(AVAILABLE RECORDS begins)
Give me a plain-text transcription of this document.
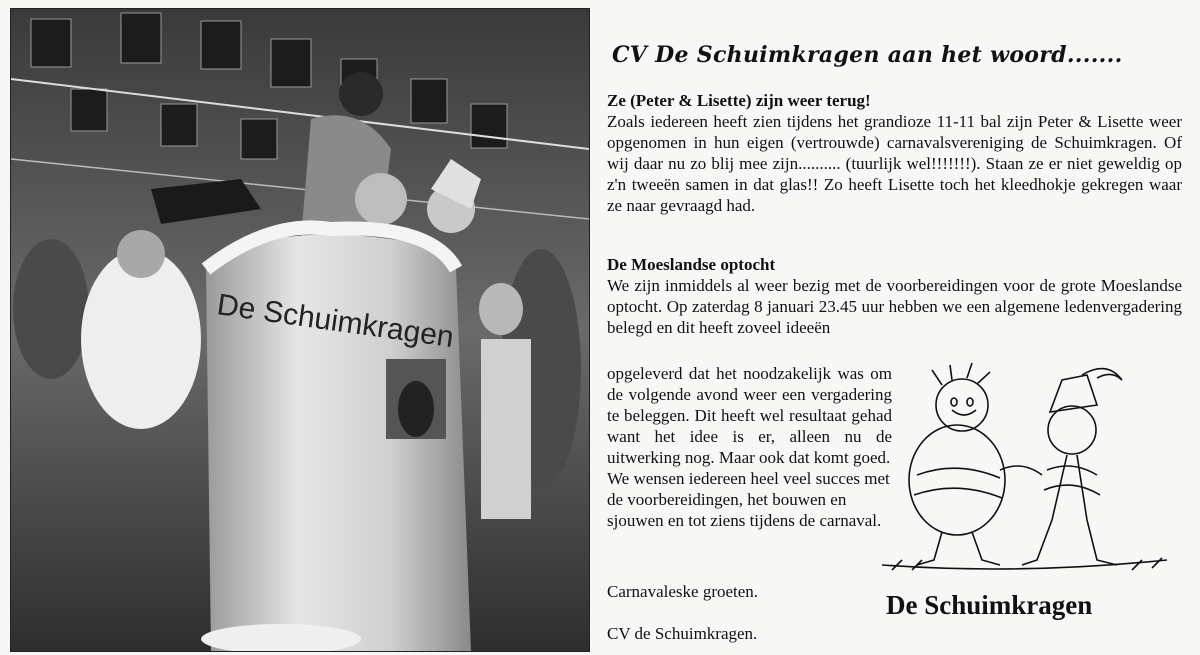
De Schuimkragen
CV De Schuimkragen aan het woord.......
Ze (Peter & Lisette) zijn weer terug!

Zoals iedereen heeft zien tijdens het grandioze 11-11 bal zijn Peter & Lisette weer opgenomen in hun eigen (vertrouwde) carnavalsvereniging de Schuimkragen. Of wij daar nu zo blij mee zijn.......... (tuurlijk wel!!!!!!!). Staan ze er niet geweldig op z'n tweeën samen in dat glas!! Zo heeft Lisette toch het kleedhokje gekregen waar ze naar gevraagd had.

De Moeslandse optocht

We zijn inmiddels al weer bezig met de voorbereidingen voor de grote Moeslandse optocht. Op zaterdag 8 januari 23.45 uur hebben we een algemene ledenvergadering belegd en dit heeft zoveel ideeën

opgeleverd dat het noodzakelijk was om de volgende avond weer een vergadering te beleggen. Dit heeft wel resultaat gehad want het idee is er, alleen nu de uitwerking nog. Maar ook dat komt goed.

We wensen iedereen heel veel succes met de voorbereidingen, het bouwen en sjouwen en tot ziens tijdens de carnaval.

Carnavaleske groeten.
CV de Schuimkragen.
De Schuimkragen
(AVAILABLE RECORDS ends)
TASK BRIEF: Please print the data above in its entirety, exactly, but without any picture.

SOLUTION:
Give me a plain-text transcription of this document.
De Schuimkragen
CV De Schuimkragen aan het woord.......
Ze (Peter & Lisette) zijn weer terug!

Zoals iedereen heeft zien tijdens het grandioze 11-11 bal zijn Peter & Lisette weer opgenomen in hun eigen (vertrouwde) carnavalsvereniging de Schuimkragen. Of wij daar nu zo blij mee zijn.......... (tuurlijk wel!!!!!!!). Staan ze er niet geweldig op z'n tweeën samen in dat glas!! Zo heeft Lisette toch het kleedhokje gekregen waar ze naar gevraagd had.

De Moeslandse optocht

We zijn inmiddels al weer bezig met de voorbereidingen voor de grote Moeslandse optocht. Op zaterdag 8 januari 23.45 uur hebben we een algemene ledenvergadering belegd en dit heeft zoveel ideeën

opgeleverd dat het noodzakelijk was om de volgende avond weer een vergadering te beleggen. Dit heeft wel resultaat gehad want het idee is er, alleen nu de uitwerking nog. Maar ook dat komt goed.

We wensen iedereen heel veel succes met de voorbereidingen, het bouwen en sjouwen en tot ziens tijdens de carnaval.

Carnavaleske groeten.
CV de Schuimkragen.
De Schuimkragen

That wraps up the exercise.